• Exercise directions
Copy out every line in the entries below that includes "муниципальных".

• Raw data
:::

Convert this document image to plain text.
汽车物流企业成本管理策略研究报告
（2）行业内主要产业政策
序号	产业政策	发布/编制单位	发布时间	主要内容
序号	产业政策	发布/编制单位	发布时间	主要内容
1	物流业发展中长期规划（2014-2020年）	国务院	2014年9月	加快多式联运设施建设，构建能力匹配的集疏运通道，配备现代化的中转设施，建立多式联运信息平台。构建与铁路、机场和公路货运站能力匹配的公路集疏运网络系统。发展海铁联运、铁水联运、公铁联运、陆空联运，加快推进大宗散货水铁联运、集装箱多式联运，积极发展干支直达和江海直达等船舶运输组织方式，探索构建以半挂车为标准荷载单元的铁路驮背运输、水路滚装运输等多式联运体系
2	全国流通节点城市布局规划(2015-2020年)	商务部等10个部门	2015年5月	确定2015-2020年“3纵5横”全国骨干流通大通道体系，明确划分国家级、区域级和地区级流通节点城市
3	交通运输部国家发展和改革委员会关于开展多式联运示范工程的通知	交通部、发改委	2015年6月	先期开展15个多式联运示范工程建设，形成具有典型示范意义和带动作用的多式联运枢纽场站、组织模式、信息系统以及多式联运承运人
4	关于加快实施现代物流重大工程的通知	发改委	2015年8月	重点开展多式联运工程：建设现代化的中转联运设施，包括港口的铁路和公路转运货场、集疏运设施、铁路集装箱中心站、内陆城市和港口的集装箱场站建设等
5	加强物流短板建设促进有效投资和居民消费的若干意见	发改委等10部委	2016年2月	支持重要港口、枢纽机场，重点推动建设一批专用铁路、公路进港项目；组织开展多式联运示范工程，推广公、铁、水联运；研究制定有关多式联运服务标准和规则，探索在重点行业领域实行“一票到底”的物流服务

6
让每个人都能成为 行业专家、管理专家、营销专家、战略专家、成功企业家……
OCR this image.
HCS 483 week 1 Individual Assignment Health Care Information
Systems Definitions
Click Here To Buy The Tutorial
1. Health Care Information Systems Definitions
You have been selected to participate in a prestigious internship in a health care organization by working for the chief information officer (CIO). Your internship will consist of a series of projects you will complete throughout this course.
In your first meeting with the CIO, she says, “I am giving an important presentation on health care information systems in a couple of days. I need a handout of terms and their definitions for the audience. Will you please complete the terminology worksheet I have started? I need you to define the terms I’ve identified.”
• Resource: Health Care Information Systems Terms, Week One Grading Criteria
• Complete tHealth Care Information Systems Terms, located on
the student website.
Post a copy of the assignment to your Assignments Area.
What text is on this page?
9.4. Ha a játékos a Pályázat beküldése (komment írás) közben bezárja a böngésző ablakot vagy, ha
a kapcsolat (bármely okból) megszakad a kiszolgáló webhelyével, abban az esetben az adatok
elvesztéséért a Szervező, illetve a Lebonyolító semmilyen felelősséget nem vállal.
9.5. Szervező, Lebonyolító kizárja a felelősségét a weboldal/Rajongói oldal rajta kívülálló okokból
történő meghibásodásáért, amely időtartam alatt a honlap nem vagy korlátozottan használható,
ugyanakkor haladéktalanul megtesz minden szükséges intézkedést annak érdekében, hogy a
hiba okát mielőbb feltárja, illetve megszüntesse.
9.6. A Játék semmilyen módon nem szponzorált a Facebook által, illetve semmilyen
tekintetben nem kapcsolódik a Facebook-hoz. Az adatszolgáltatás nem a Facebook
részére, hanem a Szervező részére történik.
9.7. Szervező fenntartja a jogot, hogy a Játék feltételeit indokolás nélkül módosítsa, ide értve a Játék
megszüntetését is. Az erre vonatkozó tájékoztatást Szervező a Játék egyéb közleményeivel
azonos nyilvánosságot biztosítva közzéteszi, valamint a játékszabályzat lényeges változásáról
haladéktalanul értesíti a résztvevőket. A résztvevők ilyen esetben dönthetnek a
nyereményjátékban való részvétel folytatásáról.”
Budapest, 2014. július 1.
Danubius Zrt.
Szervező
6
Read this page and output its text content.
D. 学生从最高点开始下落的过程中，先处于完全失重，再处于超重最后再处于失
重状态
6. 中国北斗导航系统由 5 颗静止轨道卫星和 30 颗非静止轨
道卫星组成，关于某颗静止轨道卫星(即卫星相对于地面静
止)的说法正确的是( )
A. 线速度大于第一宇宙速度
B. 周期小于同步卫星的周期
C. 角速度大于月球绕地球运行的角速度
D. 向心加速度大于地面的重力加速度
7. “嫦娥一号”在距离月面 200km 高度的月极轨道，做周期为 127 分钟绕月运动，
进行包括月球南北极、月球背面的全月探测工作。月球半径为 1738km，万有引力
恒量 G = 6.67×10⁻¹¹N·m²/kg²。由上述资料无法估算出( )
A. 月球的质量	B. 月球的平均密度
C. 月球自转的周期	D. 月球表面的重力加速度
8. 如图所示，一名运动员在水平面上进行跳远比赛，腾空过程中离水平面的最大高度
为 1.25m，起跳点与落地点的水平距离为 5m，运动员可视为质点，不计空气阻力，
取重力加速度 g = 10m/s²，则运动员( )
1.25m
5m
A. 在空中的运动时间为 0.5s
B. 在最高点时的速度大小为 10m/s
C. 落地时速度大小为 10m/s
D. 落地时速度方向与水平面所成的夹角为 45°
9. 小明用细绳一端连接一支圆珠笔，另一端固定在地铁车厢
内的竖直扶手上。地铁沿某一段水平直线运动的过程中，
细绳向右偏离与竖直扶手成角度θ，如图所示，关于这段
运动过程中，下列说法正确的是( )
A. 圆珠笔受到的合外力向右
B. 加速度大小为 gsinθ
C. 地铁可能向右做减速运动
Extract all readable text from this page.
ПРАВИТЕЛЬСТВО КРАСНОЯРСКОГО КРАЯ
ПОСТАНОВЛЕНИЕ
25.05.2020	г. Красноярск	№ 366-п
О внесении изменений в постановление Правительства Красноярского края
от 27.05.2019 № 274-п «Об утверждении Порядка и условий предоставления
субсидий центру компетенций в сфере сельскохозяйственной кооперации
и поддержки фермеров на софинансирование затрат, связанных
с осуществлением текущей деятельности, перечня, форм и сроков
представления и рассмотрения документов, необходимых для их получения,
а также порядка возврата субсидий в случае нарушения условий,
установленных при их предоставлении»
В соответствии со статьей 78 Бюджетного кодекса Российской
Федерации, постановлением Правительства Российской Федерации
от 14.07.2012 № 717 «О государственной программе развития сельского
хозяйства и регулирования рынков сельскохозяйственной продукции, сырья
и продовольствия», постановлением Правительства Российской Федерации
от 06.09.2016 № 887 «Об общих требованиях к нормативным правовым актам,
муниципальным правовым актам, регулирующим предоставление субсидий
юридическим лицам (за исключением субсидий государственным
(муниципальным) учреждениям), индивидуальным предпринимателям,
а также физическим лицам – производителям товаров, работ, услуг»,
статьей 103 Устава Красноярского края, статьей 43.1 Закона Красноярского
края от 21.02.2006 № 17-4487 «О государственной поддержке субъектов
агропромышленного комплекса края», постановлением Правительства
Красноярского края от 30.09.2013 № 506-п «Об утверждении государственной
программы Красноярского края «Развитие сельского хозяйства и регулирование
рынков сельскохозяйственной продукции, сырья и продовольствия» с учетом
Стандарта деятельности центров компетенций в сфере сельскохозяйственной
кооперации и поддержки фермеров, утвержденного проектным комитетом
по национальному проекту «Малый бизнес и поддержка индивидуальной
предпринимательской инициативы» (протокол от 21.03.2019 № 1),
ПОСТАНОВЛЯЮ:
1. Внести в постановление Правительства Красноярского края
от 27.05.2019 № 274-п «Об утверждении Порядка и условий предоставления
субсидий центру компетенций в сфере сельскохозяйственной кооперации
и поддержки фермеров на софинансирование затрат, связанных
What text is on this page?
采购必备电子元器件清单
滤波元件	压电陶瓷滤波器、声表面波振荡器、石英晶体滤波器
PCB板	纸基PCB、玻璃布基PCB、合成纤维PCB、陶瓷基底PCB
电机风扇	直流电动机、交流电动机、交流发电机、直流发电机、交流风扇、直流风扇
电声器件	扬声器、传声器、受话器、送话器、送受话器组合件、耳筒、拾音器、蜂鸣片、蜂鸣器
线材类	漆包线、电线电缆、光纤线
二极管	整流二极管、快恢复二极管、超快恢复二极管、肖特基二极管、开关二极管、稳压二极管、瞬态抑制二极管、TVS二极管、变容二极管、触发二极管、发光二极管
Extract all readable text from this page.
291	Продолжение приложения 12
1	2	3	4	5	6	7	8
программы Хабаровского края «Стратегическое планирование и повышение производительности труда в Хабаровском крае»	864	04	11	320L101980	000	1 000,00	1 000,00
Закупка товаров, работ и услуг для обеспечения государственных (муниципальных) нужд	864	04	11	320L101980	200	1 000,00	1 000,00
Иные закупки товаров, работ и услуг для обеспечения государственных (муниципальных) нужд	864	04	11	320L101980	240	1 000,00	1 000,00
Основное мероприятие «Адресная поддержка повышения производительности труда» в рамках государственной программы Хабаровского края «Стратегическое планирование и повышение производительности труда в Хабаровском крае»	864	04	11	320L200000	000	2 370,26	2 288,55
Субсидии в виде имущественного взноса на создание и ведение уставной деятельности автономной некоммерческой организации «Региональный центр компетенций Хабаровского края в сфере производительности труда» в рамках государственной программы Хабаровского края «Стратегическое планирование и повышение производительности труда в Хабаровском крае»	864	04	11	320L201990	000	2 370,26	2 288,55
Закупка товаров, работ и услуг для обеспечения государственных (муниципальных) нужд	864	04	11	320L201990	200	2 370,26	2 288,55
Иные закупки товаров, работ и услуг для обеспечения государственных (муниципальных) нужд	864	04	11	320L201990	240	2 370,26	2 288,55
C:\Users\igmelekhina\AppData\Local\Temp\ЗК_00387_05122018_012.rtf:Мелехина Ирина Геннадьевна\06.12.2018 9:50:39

:::

• Exercise output
Закупка товаров, работ и услуг для обеспечения государственных (муниципальных) нужд	864	04	11	320L101980	200	1 000,00	1 000,00
Иные закупки товаров, работ и услуг для обеспечения государственных (муниципальных) нужд	864	04	11	320L101980	240	1 000,00	1 000,00
Закупка товаров, работ и услуг для обеспечения государственных (муниципальных) нужд	864	04	11	320L201990	200	2 370,26	2 288,55
Иные закупки товаров, работ и услуг для обеспечения государственных (муниципальных) нужд	864	04	11	320L201990	240	2 370,26	2 288,55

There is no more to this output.